Task:
List the lines of this listing that hold the word "Peperoni".

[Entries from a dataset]
-- start --
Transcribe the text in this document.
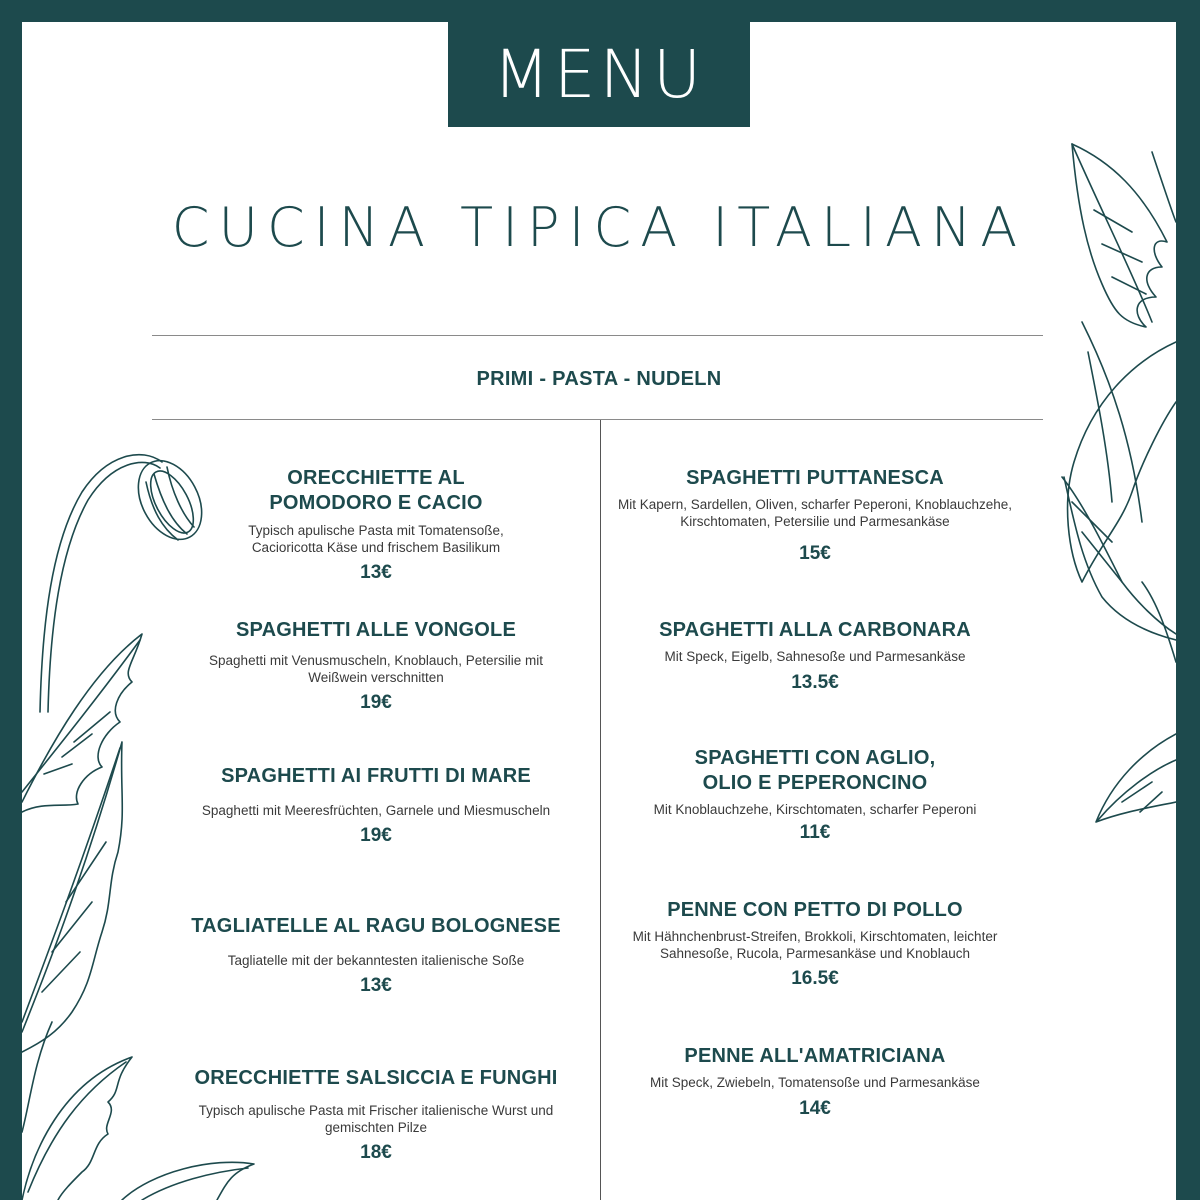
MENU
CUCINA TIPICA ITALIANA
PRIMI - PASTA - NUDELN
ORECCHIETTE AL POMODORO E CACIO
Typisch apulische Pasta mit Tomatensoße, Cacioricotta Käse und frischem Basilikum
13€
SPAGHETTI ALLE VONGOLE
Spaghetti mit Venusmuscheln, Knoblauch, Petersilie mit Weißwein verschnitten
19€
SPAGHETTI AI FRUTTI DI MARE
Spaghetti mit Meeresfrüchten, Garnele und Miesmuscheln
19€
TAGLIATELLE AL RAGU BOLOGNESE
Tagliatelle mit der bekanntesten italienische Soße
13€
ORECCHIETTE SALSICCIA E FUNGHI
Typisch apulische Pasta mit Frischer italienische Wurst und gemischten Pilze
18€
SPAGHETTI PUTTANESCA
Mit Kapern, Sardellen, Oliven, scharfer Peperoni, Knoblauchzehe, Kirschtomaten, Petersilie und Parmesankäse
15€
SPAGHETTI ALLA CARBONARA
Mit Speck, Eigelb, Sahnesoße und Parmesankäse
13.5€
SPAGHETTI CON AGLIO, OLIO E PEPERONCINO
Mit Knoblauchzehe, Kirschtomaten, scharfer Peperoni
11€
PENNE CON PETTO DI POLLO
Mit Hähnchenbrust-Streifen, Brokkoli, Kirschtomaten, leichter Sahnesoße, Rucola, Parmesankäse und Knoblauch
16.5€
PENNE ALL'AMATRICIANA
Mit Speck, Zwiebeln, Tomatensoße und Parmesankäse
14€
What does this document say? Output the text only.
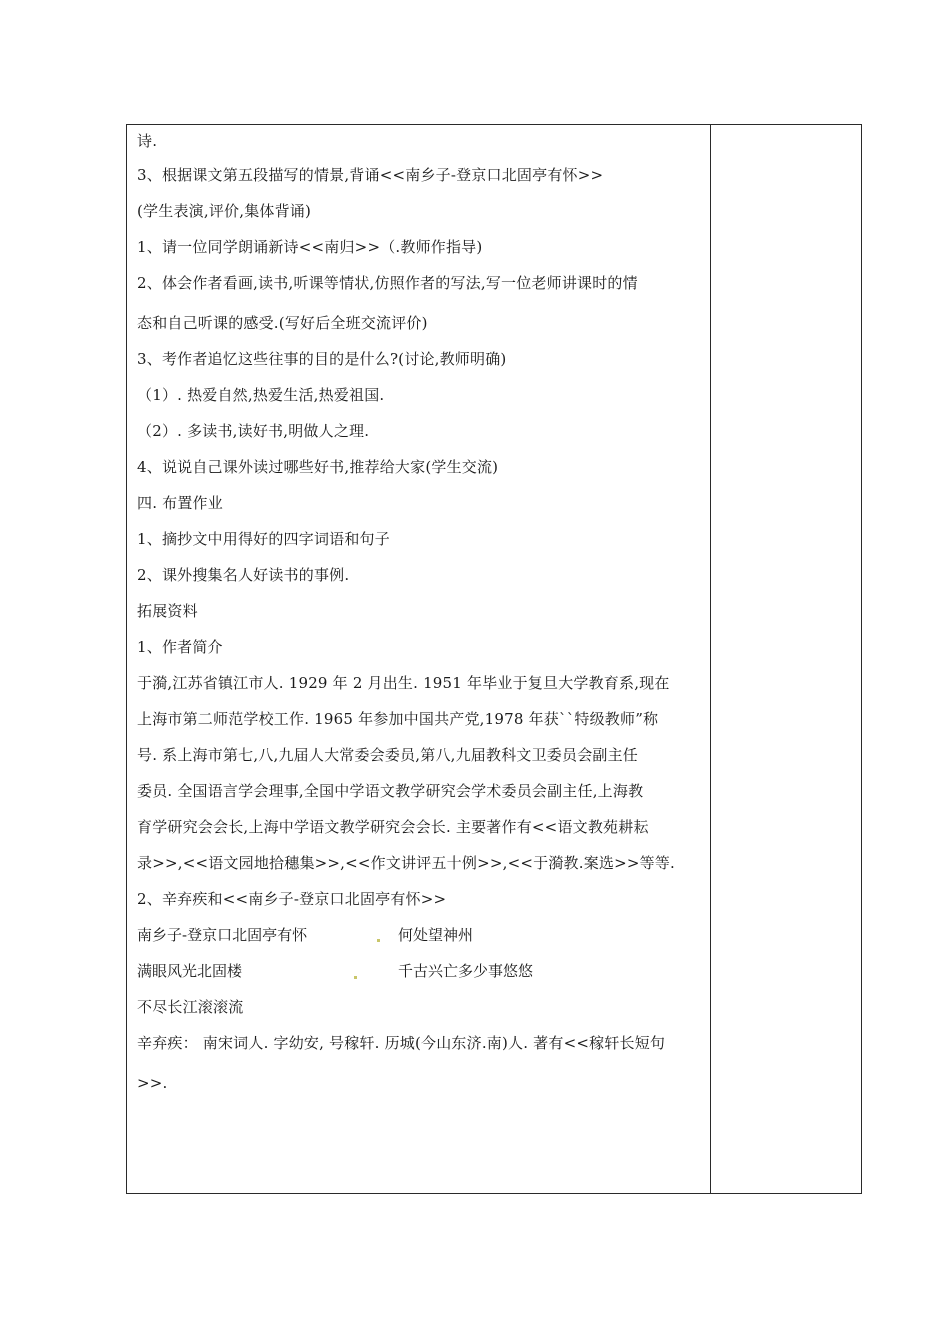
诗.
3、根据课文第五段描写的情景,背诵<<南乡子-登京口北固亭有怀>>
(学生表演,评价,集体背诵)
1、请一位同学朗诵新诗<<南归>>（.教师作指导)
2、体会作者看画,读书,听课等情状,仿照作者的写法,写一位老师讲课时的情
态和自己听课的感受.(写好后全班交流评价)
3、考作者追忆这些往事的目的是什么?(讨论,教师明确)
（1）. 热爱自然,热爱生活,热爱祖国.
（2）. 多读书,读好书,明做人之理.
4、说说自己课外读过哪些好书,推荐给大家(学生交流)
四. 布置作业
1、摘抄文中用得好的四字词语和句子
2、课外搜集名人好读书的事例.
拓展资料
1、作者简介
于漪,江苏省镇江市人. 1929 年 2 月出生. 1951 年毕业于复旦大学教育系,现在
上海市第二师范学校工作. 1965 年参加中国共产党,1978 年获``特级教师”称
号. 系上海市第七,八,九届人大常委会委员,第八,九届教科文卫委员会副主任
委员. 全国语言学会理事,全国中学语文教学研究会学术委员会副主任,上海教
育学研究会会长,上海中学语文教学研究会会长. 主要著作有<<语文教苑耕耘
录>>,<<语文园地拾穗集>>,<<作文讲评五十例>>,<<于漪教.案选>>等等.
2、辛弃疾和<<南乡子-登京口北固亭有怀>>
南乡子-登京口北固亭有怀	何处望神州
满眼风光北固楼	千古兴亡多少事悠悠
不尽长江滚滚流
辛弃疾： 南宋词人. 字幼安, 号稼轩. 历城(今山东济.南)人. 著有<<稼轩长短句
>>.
-- end --
Full output:
Mit Kapern, Sardellen, Oliven, scharfer Peperoni, Knoblauchzehe, Kirschtomaten, Petersilie und Parmesankäse
Mit Knoblauchzehe, Kirschtomaten, scharfer Peperoni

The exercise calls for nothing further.